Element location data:
◆ ◆ ◆

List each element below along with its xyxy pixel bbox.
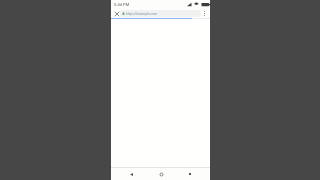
button[interactable]: Recent apps <box>181 168 199 180</box>
button[interactable]: https://example.com <box>120 10 201 17</box>
button[interactable]: Close <box>113 10 120 17</box>
staticText: https://example.com <box>126 12 158 16</box>
button[interactable]: More options <box>201 10 208 17</box>
button[interactable]: Home <box>152 168 170 180</box>
button[interactable]: Back <box>122 168 140 180</box>
staticText: 5:44 PM <box>114 2 130 7</box>
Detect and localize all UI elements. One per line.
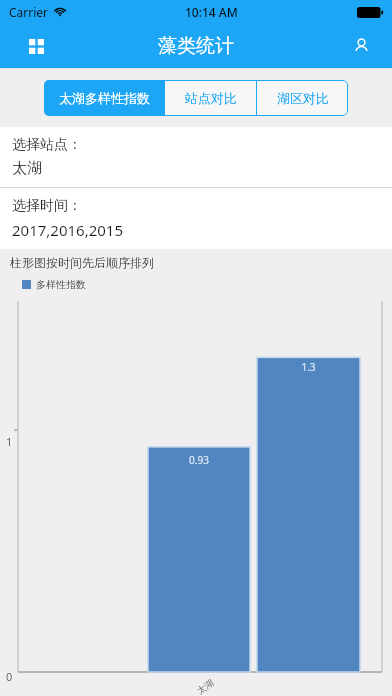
staticText: 太湖 xyxy=(194,677,216,696)
staticText: 选择时间： xyxy=(12,197,82,215)
staticText: 站点对比 xyxy=(185,90,237,106)
staticText: 0.93 xyxy=(189,453,209,467)
staticText: 选择站点： xyxy=(12,136,82,154)
button[interactable]: 2017,2016,2015 xyxy=(0,220,392,249)
button[interactable]: 湖区对比 xyxy=(257,80,348,116)
staticText: 多样性指数 xyxy=(36,278,86,291)
button[interactable]: Menu xyxy=(18,28,54,64)
button[interactable]: 太湖多样性指数 xyxy=(44,80,164,116)
staticText: 湖区对比 xyxy=(277,90,329,106)
staticText: Carrier xyxy=(9,4,49,20)
staticText: 藻类统计 xyxy=(158,34,234,58)
staticText: 1 xyxy=(6,434,13,449)
button[interactable]: 站点对比 xyxy=(165,80,256,116)
staticText: 1.3 xyxy=(301,360,316,374)
staticText: 太湖 xyxy=(12,159,42,178)
staticText: 10:14 AM xyxy=(185,4,238,20)
staticText: 0 xyxy=(6,669,13,684)
staticText: 2017,2016,2015 xyxy=(12,220,124,240)
button[interactable]: Account xyxy=(343,28,379,64)
staticText: 柱形图按时间先后顺序排列 xyxy=(10,255,154,270)
staticText: 太湖多样性指数 xyxy=(59,90,150,106)
button[interactable]: 太湖 xyxy=(0,159,392,187)
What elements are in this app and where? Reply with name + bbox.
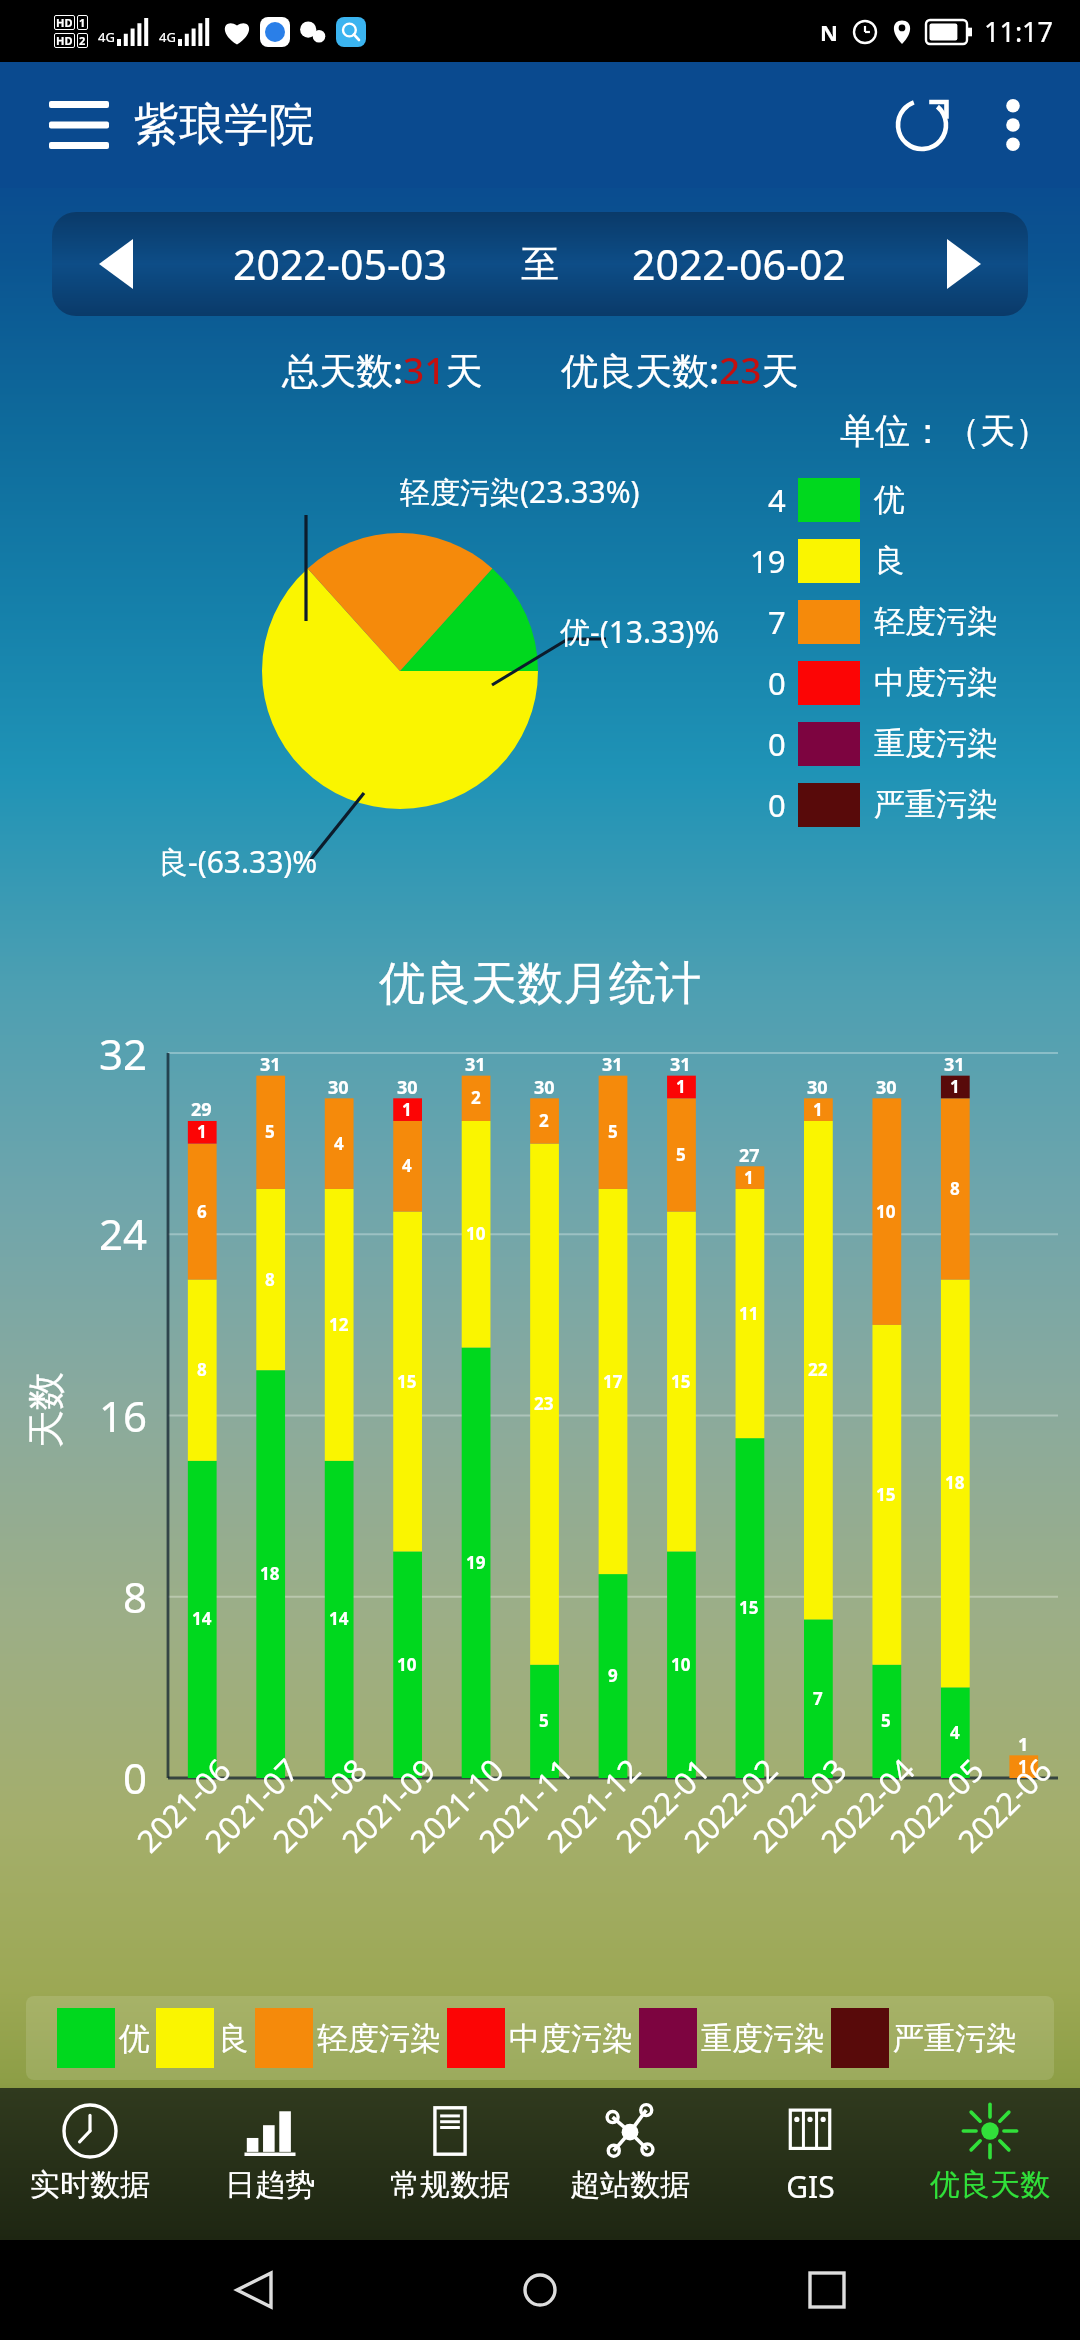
staticText: 轻度污染 xyxy=(874,602,998,641)
staticText: 1 xyxy=(197,1120,207,1143)
staticText: 11:17 xyxy=(984,13,1054,50)
staticText: 5 xyxy=(265,1120,275,1143)
staticText: 2021-08 xyxy=(263,1749,376,1861)
staticText: 单位：（天） xyxy=(840,409,1050,453)
staticText: 23 xyxy=(534,1392,554,1415)
staticText: 18 xyxy=(260,1562,280,1585)
staticText: N xyxy=(820,17,838,47)
staticText: HD xyxy=(56,15,73,30)
staticText: 优 xyxy=(874,480,905,519)
staticText: 良 xyxy=(218,2019,249,2058)
staticText: 日趋势 xyxy=(225,2166,315,2204)
button[interactable]: More options xyxy=(970,82,1056,168)
staticText: 31 xyxy=(602,1052,623,1077)
staticText: 8 xyxy=(265,1268,275,1291)
staticText: 15 xyxy=(739,1596,759,1619)
button[interactable]: 4 xyxy=(728,469,1050,530)
button[interactable]: 日趋势 xyxy=(180,2088,360,2240)
staticText: 良 xyxy=(874,541,905,580)
staticText: 天数 xyxy=(22,1372,70,1448)
staticText: 2022-06 xyxy=(948,1749,1061,1861)
staticText: 2021-06 xyxy=(127,1749,240,1861)
staticText: 2021-10 xyxy=(400,1749,513,1861)
staticText: 31 xyxy=(465,1052,486,1077)
staticText: 30 xyxy=(807,1075,828,1100)
staticText: GIS xyxy=(786,2166,835,2207)
staticText: 2 xyxy=(539,1109,549,1132)
staticText: 10 xyxy=(466,1222,486,1245)
staticText: 优良天数:23天 xyxy=(561,344,799,395)
staticText: 14 xyxy=(329,1607,349,1630)
staticText: 7 xyxy=(813,1687,823,1710)
staticText: 超站数据 xyxy=(570,2166,690,2204)
button[interactable]: 常规数据 xyxy=(360,2088,540,2240)
staticText: 2022-06-02 xyxy=(632,236,847,292)
staticText: 7 xyxy=(768,601,786,643)
button[interactable]: Home xyxy=(507,2257,573,2323)
button[interactable]: 实时数据 xyxy=(0,2088,180,2240)
staticText: 良-(63.33)% xyxy=(158,841,318,882)
staticText: 总天数:31天 xyxy=(282,344,483,395)
staticText: 0 xyxy=(123,1749,148,1806)
staticText: 2021-09 xyxy=(332,1749,445,1861)
staticText: 14 xyxy=(192,1607,212,1630)
staticText: 16 xyxy=(99,1387,148,1444)
staticText: 1 xyxy=(402,1098,412,1121)
staticText: 紫琅学院 xyxy=(134,97,314,154)
button[interactable]: 19 xyxy=(728,530,1050,591)
staticText: 严重污染 xyxy=(893,2019,1017,2058)
button[interactable]: 0 xyxy=(728,774,1050,835)
staticText: 严重污染 xyxy=(874,785,998,824)
button[interactable]: 0 xyxy=(728,713,1050,774)
button[interactable]: 超站数据 xyxy=(540,2088,720,2240)
button[interactable]: Previous period xyxy=(84,232,148,296)
staticText: 15 xyxy=(876,1483,896,1506)
staticText: 31 xyxy=(260,1052,281,1077)
staticText: 中度污染 xyxy=(509,2019,633,2058)
staticText: 11 xyxy=(739,1302,759,1325)
staticText: 2 xyxy=(79,33,86,48)
button[interactable]: Back xyxy=(221,2257,287,2323)
staticText: 18 xyxy=(945,1471,965,1494)
staticText: 5 xyxy=(676,1143,686,1166)
staticText: 32 xyxy=(99,1025,148,1082)
staticText: 4 xyxy=(402,1154,412,1177)
staticText: 5 xyxy=(881,1709,891,1732)
staticText: 10 xyxy=(876,1200,896,1223)
staticText: 2022-05 xyxy=(880,1749,993,1861)
staticText: 重度污染 xyxy=(701,2019,825,2058)
staticText: 15 xyxy=(397,1370,417,1393)
staticText: 9 xyxy=(608,1664,618,1687)
staticText: 2022-02 xyxy=(674,1749,787,1861)
staticText: 31 xyxy=(944,1052,965,1077)
button[interactable]: Recent apps xyxy=(794,2257,860,2323)
staticText: 5 xyxy=(608,1120,618,1143)
staticText: 0 xyxy=(768,723,786,765)
staticText: HD xyxy=(56,33,73,48)
staticText: 1 xyxy=(676,1075,686,1098)
staticText: 轻度污染 xyxy=(317,2019,441,2058)
button[interactable]: 优良天数 xyxy=(900,2088,1080,2240)
button[interactable]: 0 xyxy=(728,652,1050,713)
staticText: 2022-05-03 xyxy=(233,236,448,292)
staticText: 12 xyxy=(329,1313,349,1336)
button[interactable]: GIS xyxy=(720,2088,900,2240)
staticText: 4 xyxy=(334,1132,344,1155)
staticText: 2021-11 xyxy=(469,1749,582,1861)
staticText: 31 xyxy=(670,1052,691,1077)
staticText: 至 xyxy=(521,240,559,288)
staticText: 1 xyxy=(813,1098,823,1121)
staticText: 实时数据 xyxy=(30,2166,150,2204)
staticText: 19 xyxy=(750,540,786,582)
button[interactable]: Next period xyxy=(932,232,996,296)
staticText: 17 xyxy=(603,1370,623,1393)
button[interactable]: 7 xyxy=(728,591,1050,652)
staticText: 24 xyxy=(99,1205,148,1262)
button[interactable]: Refresh xyxy=(874,77,970,173)
staticText: 2022-03 xyxy=(743,1749,856,1861)
staticText: 4 xyxy=(768,479,786,521)
staticText: 1 xyxy=(1018,1732,1029,1757)
staticText: 中度污染 xyxy=(874,663,998,702)
button[interactable]: Menu xyxy=(46,92,112,158)
staticText: 5 xyxy=(539,1709,549,1732)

◆ ◆ ◆

Could you return every line of the records above verbatim, leaving the pictures out of your answer?

- **Solved exercise**
List each element below along with its xyxy pixel bbox.
button[interactable]: Recent apps <box>181 168 199 180</box>
button[interactable]: https://example.com <box>120 10 201 17</box>
button[interactable]: Close <box>113 10 120 17</box>
staticText: https://example.com <box>126 12 158 16</box>
button[interactable]: More options <box>201 10 208 17</box>
button[interactable]: Home <box>152 168 170 180</box>
button[interactable]: Back <box>122 168 140 180</box>
staticText: 5:44 PM <box>114 2 130 7</box>
Detect and localize all UI elements. One per line.
staticText: 太湖 xyxy=(194,677,216,696)
staticText: 选择时间： xyxy=(12,197,82,215)
staticText: 站点对比 xyxy=(185,90,237,106)
staticText: 0.93 xyxy=(189,453,209,467)
staticText: 选择站点： xyxy=(12,136,82,154)
button[interactable]: 2017,2016,2015 xyxy=(0,220,392,249)
button[interactable]: 湖区对比 xyxy=(257,80,348,116)
staticText: 多样性指数 xyxy=(36,278,86,291)
button[interactable]: Menu xyxy=(18,28,54,64)
button[interactable]: 太湖多样性指数 xyxy=(44,80,164,116)
staticText: 湖区对比 xyxy=(277,90,329,106)
staticText: Carrier xyxy=(9,4,49,20)
staticText: 藻类统计 xyxy=(158,34,234,58)
staticText: 1 xyxy=(6,434,13,449)
button[interactable]: 站点对比 xyxy=(165,80,256,116)
staticText: 1.3 xyxy=(301,360,316,374)
staticText: 太湖 xyxy=(12,159,42,178)
staticText: 10:14 AM xyxy=(185,4,238,20)
staticText: 0 xyxy=(6,669,13,684)
staticText: 2017,2016,2015 xyxy=(12,220,124,240)
button[interactable]: Account xyxy=(343,28,379,64)
staticText: 柱形图按时间先后顺序排列 xyxy=(10,255,154,270)
staticText: 太湖多样性指数 xyxy=(59,90,150,106)
button[interactable]: 太湖 xyxy=(0,159,392,187)
What elements are in this app and where? Reply with name + bbox.
staticText: 轻度污染 xyxy=(874,602,998,641)
staticText: 1 xyxy=(197,1120,207,1143)
staticText: 11:17 xyxy=(984,13,1054,50)
staticText: 5 xyxy=(265,1120,275,1143)
staticText: 2021-08 xyxy=(263,1749,376,1861)
staticText: 单位：（天） xyxy=(840,409,1050,453)
staticText: 23 xyxy=(534,1392,554,1415)
staticText: 18 xyxy=(260,1562,280,1585)
staticText: N xyxy=(820,17,838,47)
staticText: HD xyxy=(56,15,73,30)
staticText: 优 xyxy=(874,480,905,519)
staticText: 良 xyxy=(218,2019,249,2058)
staticText: 日趋势 xyxy=(225,2166,315,2204)
button[interactable]: More options xyxy=(970,82,1056,168)
staticText: 31 xyxy=(602,1052,623,1077)
staticText: 8 xyxy=(265,1268,275,1291)
staticText: 15 xyxy=(739,1596,759,1619)
button[interactable]: 4 xyxy=(728,469,1050,530)
button[interactable]: 日趋势 xyxy=(180,2088,360,2240)
staticText: 良 xyxy=(874,541,905,580)
staticText: 天数 xyxy=(22,1372,70,1448)
staticText: 2022-06 xyxy=(948,1749,1061,1861)
staticText: 2021-06 xyxy=(127,1749,240,1861)
staticText: 2021-10 xyxy=(400,1749,513,1861)
staticText: 31 xyxy=(465,1052,486,1077)
staticText: 30 xyxy=(807,1075,828,1100)
staticText: GIS xyxy=(786,2166,835,2207)
staticText: 2 xyxy=(539,1109,549,1132)
staticText: 10 xyxy=(466,1222,486,1245)
staticText: 优良天数:23天 xyxy=(561,344,799,395)
staticText: 14 xyxy=(329,1607,349,1630)
staticText: 7 xyxy=(813,1687,823,1710)
staticText: 超站数据 xyxy=(570,2166,690,2204)
button[interactable]: 常规数据 xyxy=(360,2088,540,2240)
staticText: 2022-06-02 xyxy=(632,236,847,292)
staticText: 7 xyxy=(768,601,786,643)
button[interactable]: Home xyxy=(507,2257,573,2323)
button[interactable]: 实时数据 xyxy=(0,2088,180,2240)
staticText: 良-(63.33)% xyxy=(158,841,318,882)
staticText: 总天数:31天 xyxy=(282,344,483,395)
staticText: 0 xyxy=(123,1749,148,1806)
staticText: 2021-09 xyxy=(332,1749,445,1861)
staticText: 14 xyxy=(192,1607,212,1630)
staticText: 16 xyxy=(99,1387,148,1444)
staticText: 1 xyxy=(402,1098,412,1121)
staticText: 紫琅学院 xyxy=(134,97,314,154)
button[interactable]: 19 xyxy=(728,530,1050,591)
staticText: 严重污染 xyxy=(893,2019,1017,2058)
button[interactable]: 0 xyxy=(728,774,1050,835)
staticText: 严重污染 xyxy=(874,785,998,824)
button[interactable]: 0 xyxy=(728,713,1050,774)
button[interactable]: 超站数据 xyxy=(540,2088,720,2240)
button[interactable]: Previous period xyxy=(84,232,148,296)
staticText: 15 xyxy=(876,1483,896,1506)
staticText: 31 xyxy=(260,1052,281,1077)
staticText: 中度污染 xyxy=(509,2019,633,2058)
staticText: 11 xyxy=(739,1302,759,1325)
staticText: 2 xyxy=(79,33,86,48)
button[interactable]: Back xyxy=(221,2257,287,2323)
staticText: 18 xyxy=(945,1471,965,1494)
staticText: 5 xyxy=(676,1143,686,1166)
staticText: 32 xyxy=(99,1025,148,1082)
staticText: 4 xyxy=(402,1154,412,1177)
staticText: 5 xyxy=(881,1709,891,1732)
staticText: 10 xyxy=(876,1200,896,1223)
staticText: 2022-05 xyxy=(880,1749,993,1861)
staticText: 重度污染 xyxy=(701,2019,825,2058)
staticText: 15 xyxy=(397,1370,417,1393)
staticText: 9 xyxy=(608,1664,618,1687)
staticText: 2022-02 xyxy=(674,1749,787,1861)
staticText: 31 xyxy=(944,1052,965,1077)
button[interactable]: Recent apps xyxy=(794,2257,860,2323)
staticText: 5 xyxy=(608,1120,618,1143)
staticText: 0 xyxy=(768,723,786,765)
staticText: HD xyxy=(56,33,73,48)
staticText: 1 xyxy=(676,1075,686,1098)
staticText: 轻度污染 xyxy=(317,2019,441,2058)
button[interactable]: 优良天数 xyxy=(900,2088,1080,2240)
button[interactable]: 0 xyxy=(728,652,1050,713)
staticText: 2022-05-03 xyxy=(233,236,448,292)
staticText: 12 xyxy=(329,1313,349,1336)
button[interactable]: GIS xyxy=(720,2088,900,2240)
staticText: 4 xyxy=(334,1132,344,1155)
staticText: 2021-11 xyxy=(469,1749,582,1861)
staticText: 31 xyxy=(670,1052,691,1077)
staticText: 至 xyxy=(521,240,559,288)
staticText: 1 xyxy=(813,1098,823,1121)
staticText: 实时数据 xyxy=(30,2166,150,2204)
staticText: 19 xyxy=(750,540,786,582)
button[interactable]: Next period xyxy=(932,232,996,296)
staticText: 17 xyxy=(603,1370,623,1393)
button[interactable]: 7 xyxy=(728,591,1050,652)
staticText: 24 xyxy=(99,1205,148,1262)
button[interactable]: Refresh xyxy=(874,77,970,173)
staticText: 2022-03 xyxy=(743,1749,856,1861)
staticText: 4 xyxy=(768,479,786,521)
staticText: 1 xyxy=(1018,1732,1029,1757)
staticText: 中度污染 xyxy=(874,663,998,702)
button[interactable]: Menu xyxy=(46,92,112,158)
staticText: 5 xyxy=(539,1709,549,1732)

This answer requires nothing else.